— OBJECTIVE —
Using the records below, locate all lines containing "Thanksgiving" and return them.

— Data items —
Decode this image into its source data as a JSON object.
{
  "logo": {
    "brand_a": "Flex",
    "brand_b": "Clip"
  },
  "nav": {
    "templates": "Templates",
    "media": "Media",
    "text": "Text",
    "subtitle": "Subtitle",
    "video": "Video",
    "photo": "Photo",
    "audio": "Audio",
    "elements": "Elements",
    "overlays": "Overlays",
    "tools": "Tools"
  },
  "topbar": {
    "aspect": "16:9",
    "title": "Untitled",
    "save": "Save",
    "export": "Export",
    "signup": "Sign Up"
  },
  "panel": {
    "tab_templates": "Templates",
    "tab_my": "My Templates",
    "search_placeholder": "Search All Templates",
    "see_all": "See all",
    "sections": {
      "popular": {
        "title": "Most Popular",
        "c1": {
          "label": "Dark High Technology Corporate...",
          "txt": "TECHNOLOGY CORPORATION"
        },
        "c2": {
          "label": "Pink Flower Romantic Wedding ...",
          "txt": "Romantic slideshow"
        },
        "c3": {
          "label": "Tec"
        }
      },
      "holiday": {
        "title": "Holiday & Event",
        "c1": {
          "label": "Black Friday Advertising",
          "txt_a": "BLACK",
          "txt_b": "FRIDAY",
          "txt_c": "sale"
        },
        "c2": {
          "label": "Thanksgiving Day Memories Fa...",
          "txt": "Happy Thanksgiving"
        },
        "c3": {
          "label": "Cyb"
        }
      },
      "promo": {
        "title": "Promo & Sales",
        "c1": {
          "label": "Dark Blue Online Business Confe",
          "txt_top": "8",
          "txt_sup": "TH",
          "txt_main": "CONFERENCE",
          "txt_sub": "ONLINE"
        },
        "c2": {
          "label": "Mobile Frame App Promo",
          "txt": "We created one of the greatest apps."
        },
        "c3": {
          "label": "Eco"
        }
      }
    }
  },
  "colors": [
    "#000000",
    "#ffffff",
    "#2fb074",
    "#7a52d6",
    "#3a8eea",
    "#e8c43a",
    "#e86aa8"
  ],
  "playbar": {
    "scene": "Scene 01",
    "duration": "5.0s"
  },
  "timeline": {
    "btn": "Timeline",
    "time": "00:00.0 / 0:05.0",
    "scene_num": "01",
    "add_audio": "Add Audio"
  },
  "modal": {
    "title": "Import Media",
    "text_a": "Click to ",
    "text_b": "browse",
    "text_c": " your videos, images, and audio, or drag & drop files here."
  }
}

— RESULT FOR THIS TASK —
          "label": "Thanksgiving Day Memories Fa...",
          "txt": "Happy Thanksgiving"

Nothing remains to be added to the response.